Given task: Scan the listing below. Report each line that includes "JSON".

(Excerpt from a dataset)
......
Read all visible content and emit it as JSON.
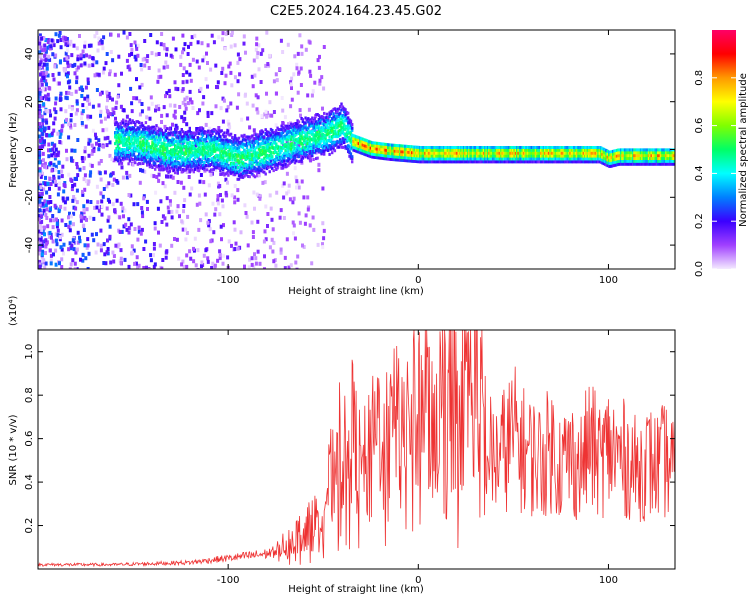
{
  "title": "C2E5.2024.164.23.45.G02",
  "chart_data": [
    {
      "type": "heatmap",
      "xlabel": "Height of straight line (km)",
      "ylabel": "Frequency (Hz)",
      "xlim": [
        -200,
        135
      ],
      "ylim": [
        -50,
        50
      ],
      "xticks": [
        -100,
        0,
        100
      ],
      "yticks": [
        -40,
        -20,
        0,
        20,
        40
      ],
      "colorbar": {
        "label": "Normalized spectral amplitude",
        "range": [
          0,
          1
        ],
        "ticks": [
          0.0,
          0.2,
          0.4,
          0.6,
          0.8
        ],
        "tick_labels": [
          "0.0",
          "0.2",
          "0.4",
          "0.6",
          "0.8"
        ],
        "colors": [
          "#f4eaff",
          "#a040ff",
          "#3a00ff",
          "#0080ff",
          "#00ffff",
          "#00ff66",
          "#80ff00",
          "#ffff00",
          "#ff9900",
          "#ff0000",
          "#ff0066"
        ]
      },
      "ridge": [
        {
          "x": -150,
          "y": 4
        },
        {
          "x": -130,
          "y": 0
        },
        {
          "x": -110,
          "y": 1
        },
        {
          "x": -95,
          "y": -3
        },
        {
          "x": -80,
          "y": 0
        },
        {
          "x": -65,
          "y": 4
        },
        {
          "x": -50,
          "y": 7
        },
        {
          "x": -40,
          "y": 11
        },
        {
          "x": -35,
          "y": 4
        },
        {
          "x": -25,
          "y": 1
        },
        {
          "x": -15,
          "y": 0
        },
        {
          "x": 0,
          "y": -1
        },
        {
          "x": 50,
          "y": -1
        },
        {
          "x": 95,
          "y": -1
        },
        {
          "x": 100,
          "y": -3
        },
        {
          "x": 105,
          "y": -2
        },
        {
          "x": 135,
          "y": -2
        }
      ]
    },
    {
      "type": "line",
      "xlabel": "Height of straight line (km)",
      "ylabel": "SNR (10 * v/v)",
      "scale_label": "(x10⁴)",
      "xlim": [
        -200,
        135
      ],
      "ylim": [
        0,
        1.1
      ],
      "xticks": [
        -100,
        0,
        100
      ],
      "yticks": [
        0.2,
        0.4,
        0.6,
        0.8,
        1.0
      ],
      "ytick_labels": [
        "0.2",
        "0.4",
        "0.6",
        "0.8",
        "1.0"
      ],
      "color": "#ee3333",
      "series": [
        {
          "x": [
            -200,
            -180,
            -160,
            -140,
            -120,
            -110,
            -100,
            -90,
            -80,
            -75,
            -70,
            -65,
            -60,
            -55,
            -50,
            -45,
            -42,
            -38,
            -35,
            -30,
            -25,
            -20,
            -15,
            -10,
            -5,
            0,
            5,
            10,
            15,
            20,
            25,
            30,
            33,
            36,
            40,
            45,
            50,
            55,
            60,
            65,
            70,
            75,
            80,
            85,
            90,
            95,
            100,
            105,
            110,
            115,
            120,
            125,
            130,
            135
          ],
          "y": [
            0.02,
            0.02,
            0.02,
            0.025,
            0.03,
            0.04,
            0.05,
            0.06,
            0.07,
            0.08,
            0.12,
            0.15,
            0.18,
            0.22,
            0.3,
            0.45,
            0.6,
            0.5,
            0.65,
            0.45,
            0.55,
            0.7,
            0.6,
            0.75,
            0.7,
            0.78,
            0.8,
            0.72,
            0.85,
            0.82,
            0.88,
            0.9,
            0.8,
            0.55,
            0.5,
            0.55,
            0.62,
            0.55,
            0.52,
            0.5,
            0.56,
            0.48,
            0.52,
            0.46,
            0.58,
            0.5,
            0.55,
            0.52,
            0.5,
            0.45,
            0.5,
            0.47,
            0.5,
            0.45
          ]
        }
      ]
    }
  ]
}
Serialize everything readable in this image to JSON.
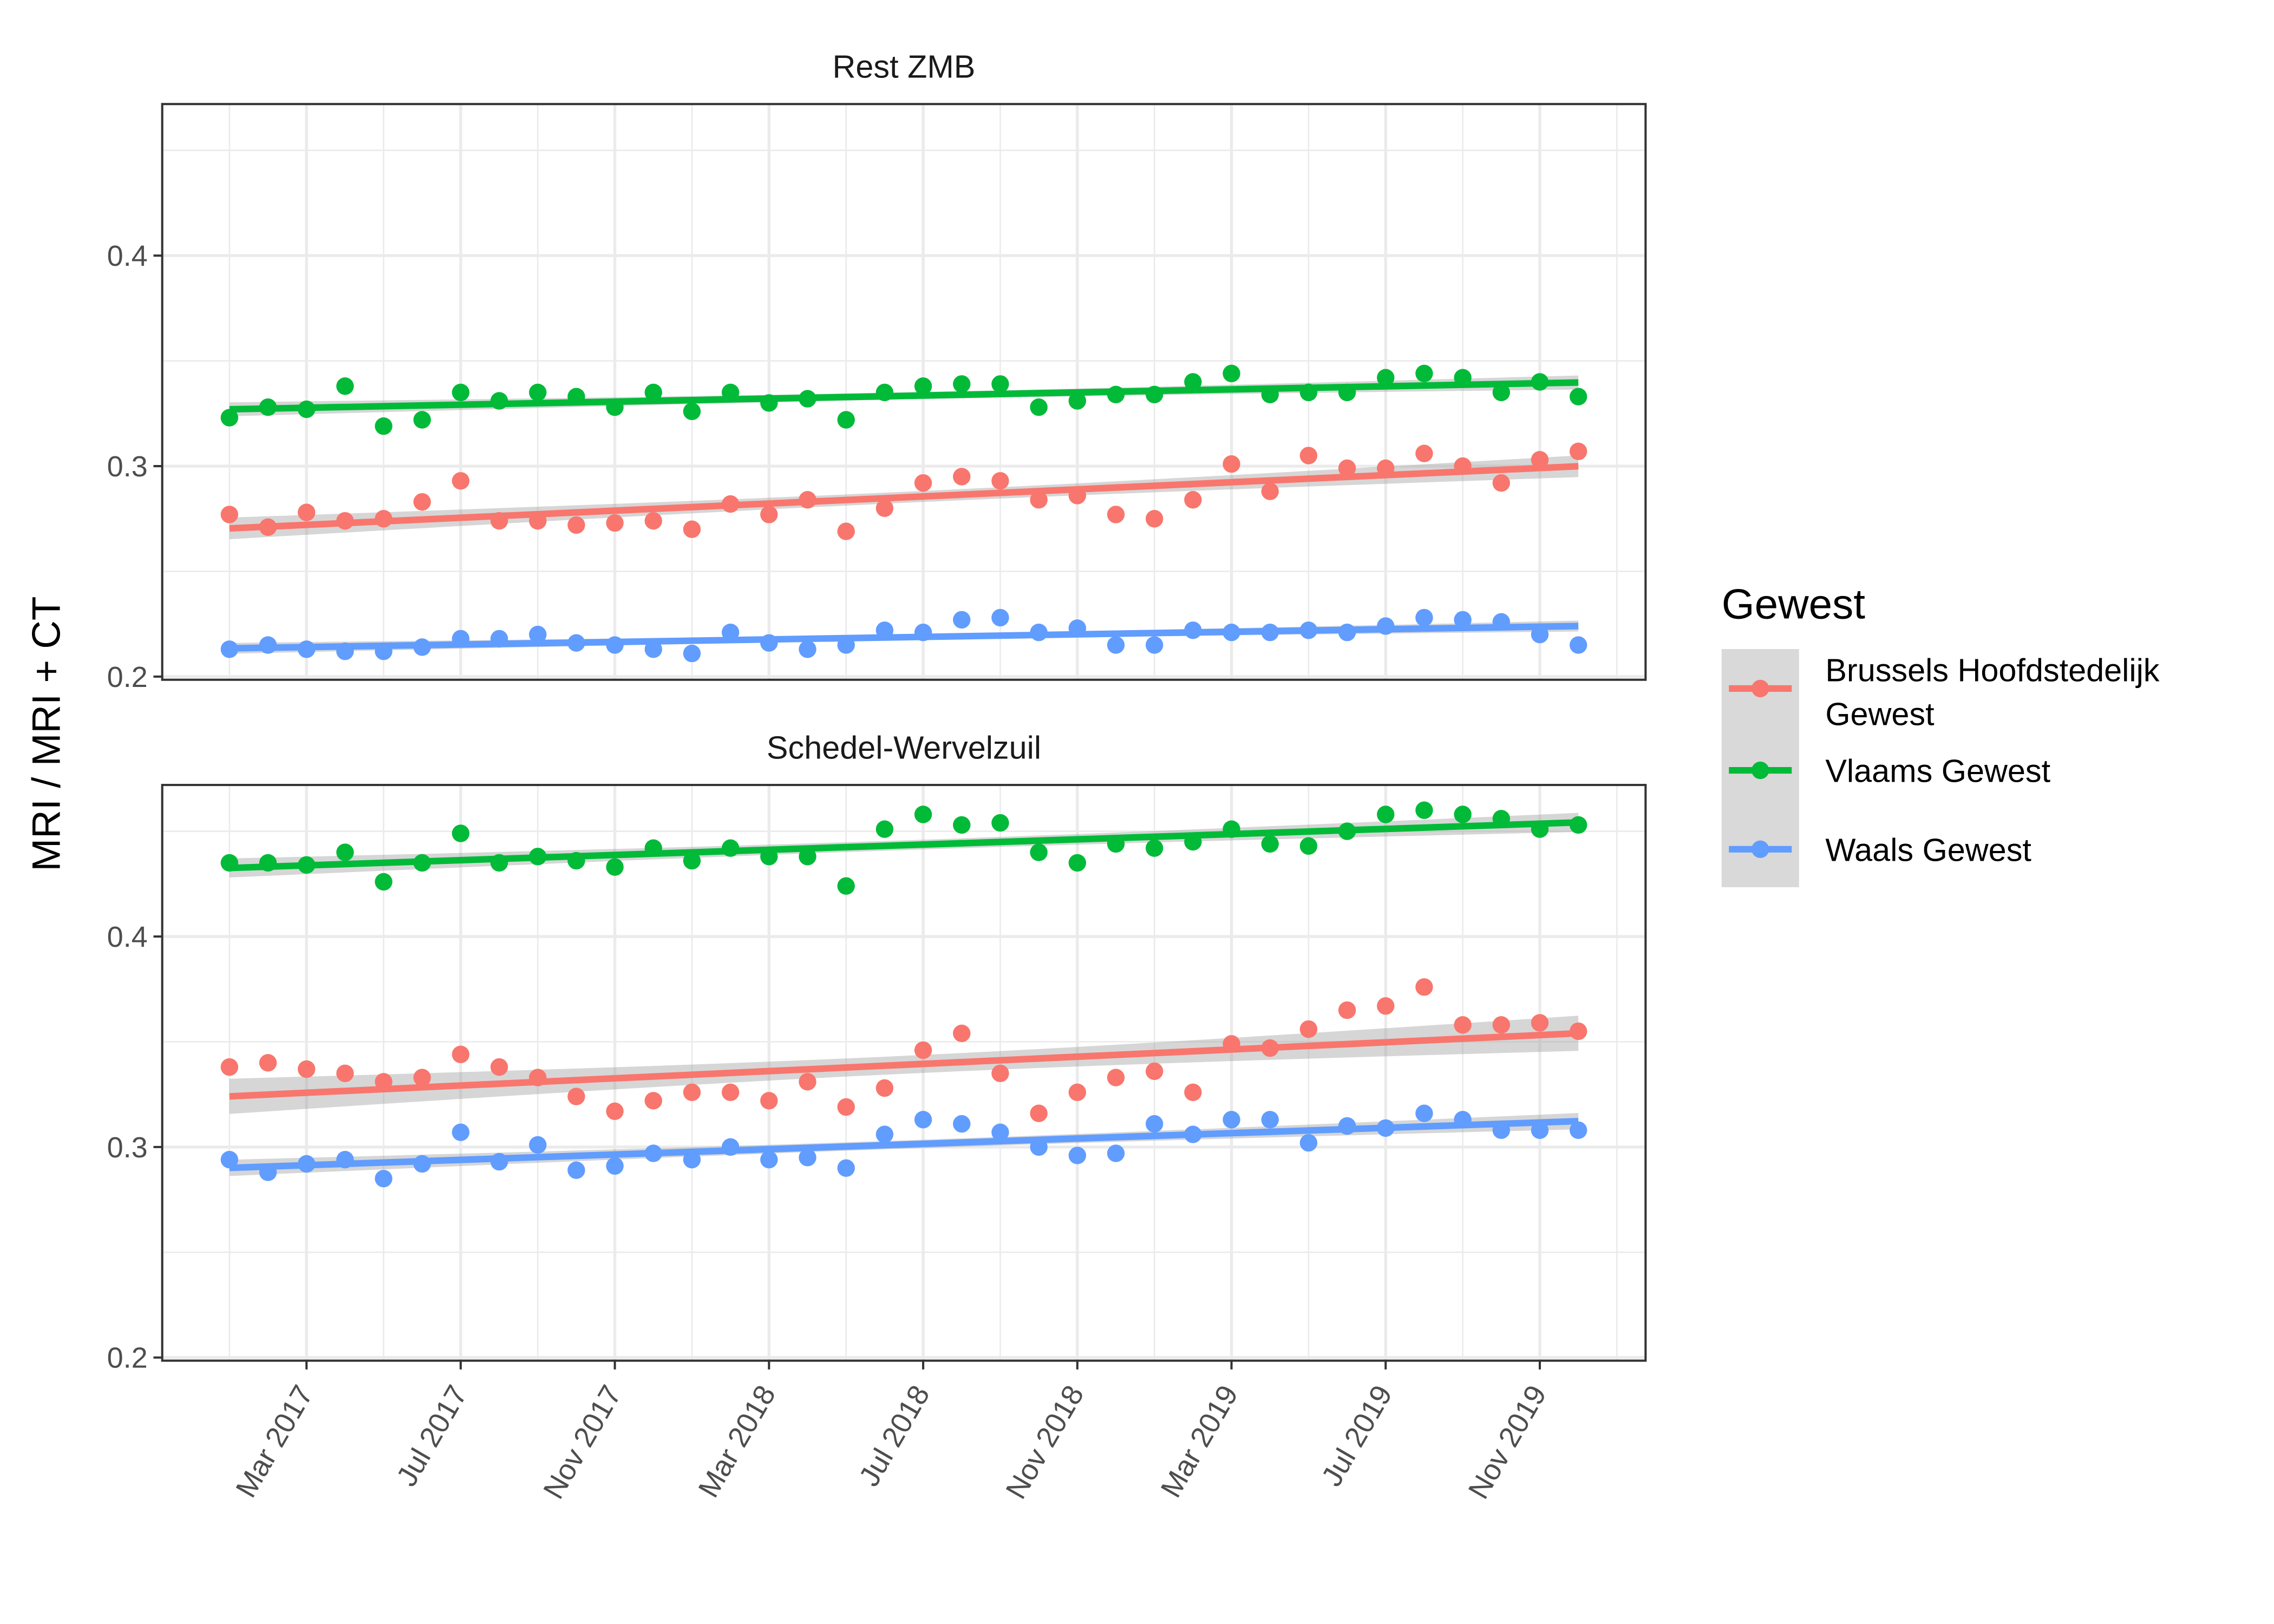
......
Exercise answer:
Read all visible content and emit it as JSON.
Serialize everything readable in this image to JSON.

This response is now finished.